THE PROBLEM:
Each line that follows should be printed again exactly as it stands.

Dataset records
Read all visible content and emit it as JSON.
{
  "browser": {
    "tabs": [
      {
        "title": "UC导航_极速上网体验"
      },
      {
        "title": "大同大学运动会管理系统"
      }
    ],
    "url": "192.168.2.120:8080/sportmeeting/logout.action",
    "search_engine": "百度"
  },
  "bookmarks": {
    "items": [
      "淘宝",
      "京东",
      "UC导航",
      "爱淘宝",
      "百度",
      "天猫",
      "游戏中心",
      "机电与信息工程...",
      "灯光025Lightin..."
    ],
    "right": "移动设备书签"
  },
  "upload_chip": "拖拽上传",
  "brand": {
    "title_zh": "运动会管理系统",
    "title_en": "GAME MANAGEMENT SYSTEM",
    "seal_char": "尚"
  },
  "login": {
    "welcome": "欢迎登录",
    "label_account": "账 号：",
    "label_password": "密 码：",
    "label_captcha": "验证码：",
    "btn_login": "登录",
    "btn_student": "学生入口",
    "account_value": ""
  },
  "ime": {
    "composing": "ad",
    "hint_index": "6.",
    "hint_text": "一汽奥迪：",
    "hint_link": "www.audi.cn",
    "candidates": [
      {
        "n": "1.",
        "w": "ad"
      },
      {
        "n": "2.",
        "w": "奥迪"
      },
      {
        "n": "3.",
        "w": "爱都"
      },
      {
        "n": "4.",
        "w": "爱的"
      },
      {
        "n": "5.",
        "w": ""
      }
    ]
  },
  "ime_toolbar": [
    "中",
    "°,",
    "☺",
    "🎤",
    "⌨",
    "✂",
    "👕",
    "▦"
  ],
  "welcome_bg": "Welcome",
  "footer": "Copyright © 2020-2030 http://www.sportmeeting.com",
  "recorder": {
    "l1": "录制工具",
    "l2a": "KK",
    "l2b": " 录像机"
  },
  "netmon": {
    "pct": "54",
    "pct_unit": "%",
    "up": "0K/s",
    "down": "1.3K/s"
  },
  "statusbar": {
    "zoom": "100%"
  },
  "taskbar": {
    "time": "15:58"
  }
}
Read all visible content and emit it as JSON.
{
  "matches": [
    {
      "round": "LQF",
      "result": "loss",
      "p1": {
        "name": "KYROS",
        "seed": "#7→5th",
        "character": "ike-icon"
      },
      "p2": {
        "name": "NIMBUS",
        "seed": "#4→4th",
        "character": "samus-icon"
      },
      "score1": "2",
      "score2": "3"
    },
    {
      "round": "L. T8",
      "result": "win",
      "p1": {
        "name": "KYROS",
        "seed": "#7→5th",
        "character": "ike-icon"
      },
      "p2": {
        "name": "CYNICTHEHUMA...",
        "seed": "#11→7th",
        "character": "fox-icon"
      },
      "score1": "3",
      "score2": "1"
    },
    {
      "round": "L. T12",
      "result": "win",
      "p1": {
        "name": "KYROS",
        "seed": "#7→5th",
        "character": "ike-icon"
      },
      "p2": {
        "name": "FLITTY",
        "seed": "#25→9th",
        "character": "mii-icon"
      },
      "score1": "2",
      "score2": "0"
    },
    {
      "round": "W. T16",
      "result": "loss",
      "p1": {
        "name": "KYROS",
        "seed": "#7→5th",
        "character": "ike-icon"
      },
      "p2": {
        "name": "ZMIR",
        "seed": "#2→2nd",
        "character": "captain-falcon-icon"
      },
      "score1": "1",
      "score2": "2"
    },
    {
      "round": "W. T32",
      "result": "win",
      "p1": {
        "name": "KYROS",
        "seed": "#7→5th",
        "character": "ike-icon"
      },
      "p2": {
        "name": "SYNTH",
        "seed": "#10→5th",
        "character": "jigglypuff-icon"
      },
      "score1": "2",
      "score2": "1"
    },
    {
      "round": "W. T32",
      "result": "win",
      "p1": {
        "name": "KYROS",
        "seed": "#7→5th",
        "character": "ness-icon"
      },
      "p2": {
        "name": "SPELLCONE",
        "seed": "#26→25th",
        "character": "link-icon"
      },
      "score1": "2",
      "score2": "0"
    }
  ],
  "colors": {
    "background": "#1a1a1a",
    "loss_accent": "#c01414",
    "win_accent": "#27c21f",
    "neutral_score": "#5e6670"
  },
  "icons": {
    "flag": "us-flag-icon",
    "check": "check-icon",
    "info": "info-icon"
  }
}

EXERCISE SOLUTION:
Read all visible content and emit it as JSON.
{
  "browser": {
    "tabs": [
      {
        "title": "UC导航_极速上网体验"
      },
      {
        "title": "大同大学运动会管理系统"
      }
    ],
    "url": "192.168.2.120:8080/sportmeeting/logout.action",
    "search_engine": "百度"
  },
  "bookmarks": {
    "items": [
      "淘宝",
      "京东",
      "UC导航",
      "爱淘宝",
      "百度",
      "天猫",
      "游戏中心",
      "机电与信息工程...",
      "灯光025Lightin..."
    ],
    "right": "移动设备书签"
  },
  "upload_chip": "拖拽上传",
  "brand": {
    "title_zh": "运动会管理系统",
    "title_en": "GAME MANAGEMENT SYSTEM",
    "seal_char": "尚"
  },
  "login": {
    "welcome": "欢迎登录",
    "label_account": "账 号：",
    "label_password": "密 码：",
    "label_captcha": "验证码：",
    "btn_login": "登录",
    "btn_student": "学生入口",
    "account_value": ""
  },
  "ime": {
    "composing": "ad",
    "hint_index": "6.",
    "hint_text": "一汽奥迪：",
    "hint_link": "www.audi.cn",
    "candidates": [
      {
        "n": "1.",
        "w": "ad"
      },
      {
        "n": "2.",
        "w": "奥迪"
      },
      {
        "n": "3.",
        "w": "爱都"
      },
      {
        "n": "4.",
        "w": "爱的"
      },
      {
        "n": "5.",
        "w": ""
      }
    ]
  },
  "ime_toolbar": [
    "中",
    "°,",
    "☺",
    "🎤",
    "⌨",
    "✂",
    "👕",
    "▦"
  ],
  "welcome_bg": "Welcome",
  "footer": "Copyright © 2020-2030 http://www.sportmeeting.com",
  "recorder": {
    "l1": "录制工具",
    "l2a": "KK",
    "l2b": " 录像机"
  },
  "netmon": {
    "pct": "54",
    "pct_unit": "%",
    "up": "0K/s",
    "down": "1.3K/s"
  },
  "statusbar": {
    "zoom": "100%"
  },
  "taskbar": {
    "time": "15:58"
  }
}
Read all visible content and emit it as JSON.
{
  "matches": [
    {
      "round": "LQF",
      "result": "loss",
      "p1": {
        "name": "KYROS",
        "seed": "#7→5th",
        "character": "ike-icon"
      },
      "p2": {
        "name": "NIMBUS",
        "seed": "#4→4th",
        "character": "samus-icon"
      },
      "score1": "2",
      "score2": "3"
    },
    {
      "round": "L. T8",
      "result": "win",
      "p1": {
        "name": "KYROS",
        "seed": "#7→5th",
        "character": "ike-icon"
      },
      "p2": {
        "name": "CYNICTHEHUMA...",
        "seed": "#11→7th",
        "character": "fox-icon"
      },
      "score1": "3",
      "score2": "1"
    },
    {
      "round": "L. T12",
      "result": "win",
      "p1": {
        "name": "KYROS",
        "seed": "#7→5th",
        "character": "ike-icon"
      },
      "p2": {
        "name": "FLITTY",
        "seed": "#25→9th",
        "character": "mii-icon"
      },
      "score1": "2",
      "score2": "0"
    },
    {
      "round": "W. T16",
      "result": "loss",
      "p1": {
        "name": "KYROS",
        "seed": "#7→5th",
        "character": "ike-icon"
      },
      "p2": {
        "name": "ZMIR",
        "seed": "#2→2nd",
        "character": "captain-falcon-icon"
      },
      "score1": "1",
      "score2": "2"
    },
    {
      "round": "W. T32",
      "result": "win",
      "p1": {
        "name": "KYROS",
        "seed": "#7→5th",
        "character": "ike-icon"
      },
      "p2": {
        "name": "SYNTH",
        "seed": "#10→5th",
        "character": "jigglypuff-icon"
      },
      "score1": "2",
      "score2": "1"
    },
    {
      "round": "W. T32",
      "result": "win",
      "p1": {
        "name": "KYROS",
        "seed": "#7→5th",
        "character": "ness-icon"
      },
      "p2": {
        "name": "SPELLCONE",
        "seed": "#26→25th",
        "character": "link-icon"
      },
      "score1": "2",
      "score2": "0"
    }
  ],
  "colors": {
    "background": "#1a1a1a",
    "loss_accent": "#c01414",
    "win_accent": "#27c21f",
    "neutral_score": "#5e6670"
  },
  "icons": {
    "flag": "us-flag-icon",
    "check": "check-icon",
    "info": "info-icon"
  }
}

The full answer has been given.